GIVEN TASK
Set each record down exactly, excluding all images.
-----
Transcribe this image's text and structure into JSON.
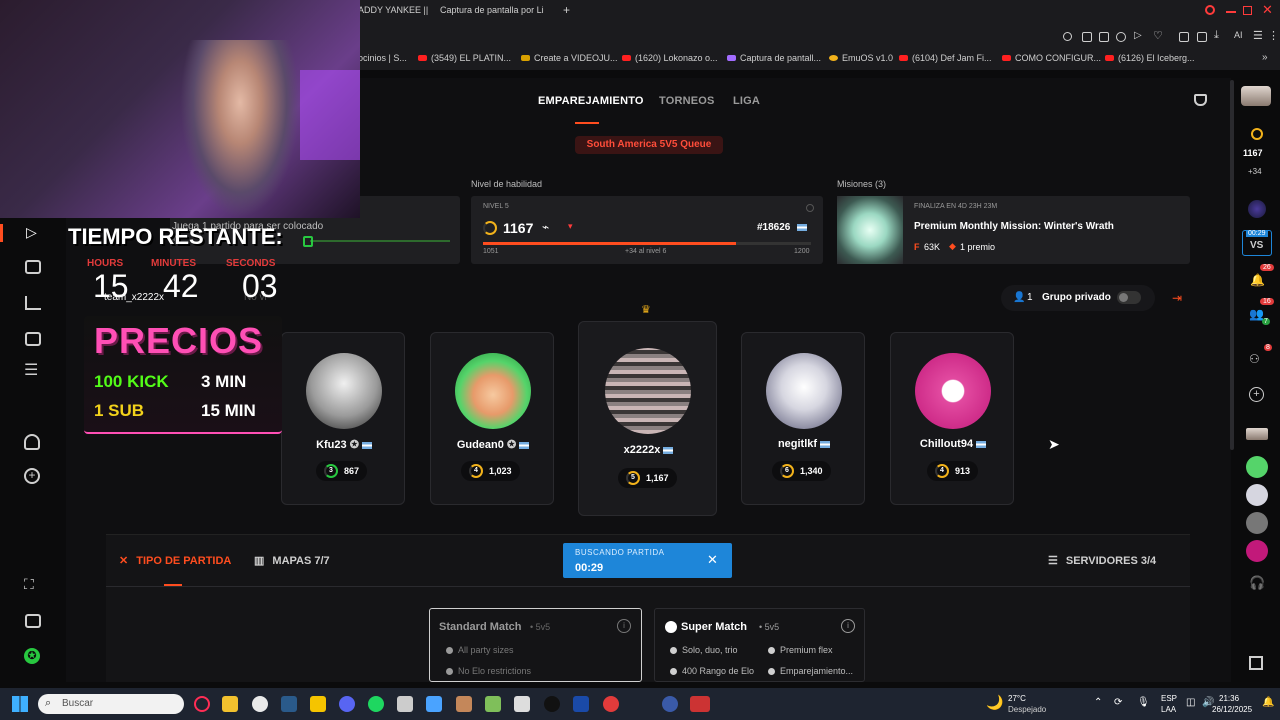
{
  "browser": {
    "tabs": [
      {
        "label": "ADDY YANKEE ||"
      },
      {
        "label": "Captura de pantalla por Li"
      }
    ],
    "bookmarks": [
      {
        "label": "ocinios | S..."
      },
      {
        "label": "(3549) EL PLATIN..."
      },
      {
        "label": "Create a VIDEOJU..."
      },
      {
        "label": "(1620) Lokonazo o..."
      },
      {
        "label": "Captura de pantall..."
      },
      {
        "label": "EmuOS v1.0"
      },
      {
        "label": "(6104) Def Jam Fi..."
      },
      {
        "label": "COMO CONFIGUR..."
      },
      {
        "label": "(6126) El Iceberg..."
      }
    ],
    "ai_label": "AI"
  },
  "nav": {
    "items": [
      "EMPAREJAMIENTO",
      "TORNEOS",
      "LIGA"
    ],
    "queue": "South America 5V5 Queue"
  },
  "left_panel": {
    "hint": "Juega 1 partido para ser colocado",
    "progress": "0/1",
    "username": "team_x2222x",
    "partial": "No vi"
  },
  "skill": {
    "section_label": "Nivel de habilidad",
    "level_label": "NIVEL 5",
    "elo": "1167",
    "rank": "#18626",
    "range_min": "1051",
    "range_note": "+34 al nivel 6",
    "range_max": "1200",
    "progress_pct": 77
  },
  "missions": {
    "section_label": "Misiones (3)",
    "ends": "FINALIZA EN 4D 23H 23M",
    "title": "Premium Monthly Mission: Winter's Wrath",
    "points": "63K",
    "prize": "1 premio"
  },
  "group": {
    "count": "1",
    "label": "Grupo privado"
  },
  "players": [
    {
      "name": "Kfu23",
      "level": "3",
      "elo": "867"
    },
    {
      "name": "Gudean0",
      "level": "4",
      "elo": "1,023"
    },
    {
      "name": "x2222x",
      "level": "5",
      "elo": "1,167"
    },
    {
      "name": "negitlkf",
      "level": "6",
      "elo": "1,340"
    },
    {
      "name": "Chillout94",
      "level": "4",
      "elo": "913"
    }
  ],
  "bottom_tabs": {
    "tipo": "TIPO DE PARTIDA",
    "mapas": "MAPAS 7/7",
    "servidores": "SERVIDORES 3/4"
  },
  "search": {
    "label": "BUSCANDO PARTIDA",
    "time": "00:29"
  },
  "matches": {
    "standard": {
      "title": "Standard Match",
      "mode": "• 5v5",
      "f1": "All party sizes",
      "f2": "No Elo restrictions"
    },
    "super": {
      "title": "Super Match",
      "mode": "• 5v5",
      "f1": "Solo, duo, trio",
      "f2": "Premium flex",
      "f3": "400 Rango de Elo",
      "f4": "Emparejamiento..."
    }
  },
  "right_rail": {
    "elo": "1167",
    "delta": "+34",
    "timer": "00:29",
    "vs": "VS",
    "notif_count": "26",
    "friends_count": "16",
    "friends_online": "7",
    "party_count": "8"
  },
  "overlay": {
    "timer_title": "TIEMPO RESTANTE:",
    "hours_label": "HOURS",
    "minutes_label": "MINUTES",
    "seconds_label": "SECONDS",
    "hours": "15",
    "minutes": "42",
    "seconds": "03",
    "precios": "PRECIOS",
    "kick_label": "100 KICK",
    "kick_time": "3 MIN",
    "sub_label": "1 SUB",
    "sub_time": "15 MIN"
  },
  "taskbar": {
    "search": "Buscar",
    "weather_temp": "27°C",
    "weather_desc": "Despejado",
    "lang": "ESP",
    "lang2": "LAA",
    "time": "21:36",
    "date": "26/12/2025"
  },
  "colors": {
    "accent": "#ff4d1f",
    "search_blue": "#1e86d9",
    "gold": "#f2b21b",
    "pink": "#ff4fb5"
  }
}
-----
TASK RESPONSE
Transcribe this image's text and structure into JSON.
{
  "browser": {
    "tabs": [
      {
        "label": "ADDY YANKEE ||"
      },
      {
        "label": "Captura de pantalla por Li"
      }
    ],
    "bookmarks": [
      {
        "label": "ocinios | S..."
      },
      {
        "label": "(3549) EL PLATIN..."
      },
      {
        "label": "Create a VIDEOJU..."
      },
      {
        "label": "(1620) Lokonazo o..."
      },
      {
        "label": "Captura de pantall..."
      },
      {
        "label": "EmuOS v1.0"
      },
      {
        "label": "(6104) Def Jam Fi..."
      },
      {
        "label": "COMO CONFIGUR..."
      },
      {
        "label": "(6126) El Iceberg..."
      }
    ],
    "ai_label": "AI"
  },
  "nav": {
    "items": [
      "EMPAREJAMIENTO",
      "TORNEOS",
      "LIGA"
    ],
    "queue": "South America 5V5 Queue"
  },
  "left_panel": {
    "hint": "Juega 1 partido para ser colocado",
    "progress": "0/1",
    "username": "team_x2222x",
    "partial": "No vi"
  },
  "skill": {
    "section_label": "Nivel de habilidad",
    "level_label": "NIVEL 5",
    "elo": "1167",
    "rank": "#18626",
    "range_min": "1051",
    "range_note": "+34 al nivel 6",
    "range_max": "1200",
    "progress_pct": 77
  },
  "missions": {
    "section_label": "Misiones (3)",
    "ends": "FINALIZA EN 4D 23H 23M",
    "title": "Premium Monthly Mission: Winter's Wrath",
    "points": "63K",
    "prize": "1 premio"
  },
  "group": {
    "count": "1",
    "label": "Grupo privado"
  },
  "players": [
    {
      "name": "Kfu23",
      "level": "3",
      "elo": "867"
    },
    {
      "name": "Gudean0",
      "level": "4",
      "elo": "1,023"
    },
    {
      "name": "x2222x",
      "level": "5",
      "elo": "1,167"
    },
    {
      "name": "negitlkf",
      "level": "6",
      "elo": "1,340"
    },
    {
      "name": "Chillout94",
      "level": "4",
      "elo": "913"
    }
  ],
  "bottom_tabs": {
    "tipo": "TIPO DE PARTIDA",
    "mapas": "MAPAS 7/7",
    "servidores": "SERVIDORES 3/4"
  },
  "search": {
    "label": "BUSCANDO PARTIDA",
    "time": "00:29"
  },
  "matches": {
    "standard": {
      "title": "Standard Match",
      "mode": "• 5v5",
      "f1": "All party sizes",
      "f2": "No Elo restrictions"
    },
    "super": {
      "title": "Super Match",
      "mode": "• 5v5",
      "f1": "Solo, duo, trio",
      "f2": "Premium flex",
      "f3": "400 Rango de Elo",
      "f4": "Emparejamiento..."
    }
  },
  "right_rail": {
    "elo": "1167",
    "delta": "+34",
    "timer": "00:29",
    "vs": "VS",
    "notif_count": "26",
    "friends_count": "16",
    "friends_online": "7",
    "party_count": "8"
  },
  "overlay": {
    "timer_title": "TIEMPO RESTANTE:",
    "hours_label": "HOURS",
    "minutes_label": "MINUTES",
    "seconds_label": "SECONDS",
    "hours": "15",
    "minutes": "42",
    "seconds": "03",
    "precios": "PRECIOS",
    "kick_label": "100 KICK",
    "kick_time": "3 MIN",
    "sub_label": "1 SUB",
    "sub_time": "15 MIN"
  },
  "taskbar": {
    "search": "Buscar",
    "weather_temp": "27°C",
    "weather_desc": "Despejado",
    "lang": "ESP",
    "lang2": "LAA",
    "time": "21:36",
    "date": "26/12/2025"
  },
  "colors": {
    "accent": "#ff4d1f",
    "search_blue": "#1e86d9",
    "gold": "#f2b21b",
    "pink": "#ff4fb5"
  }
}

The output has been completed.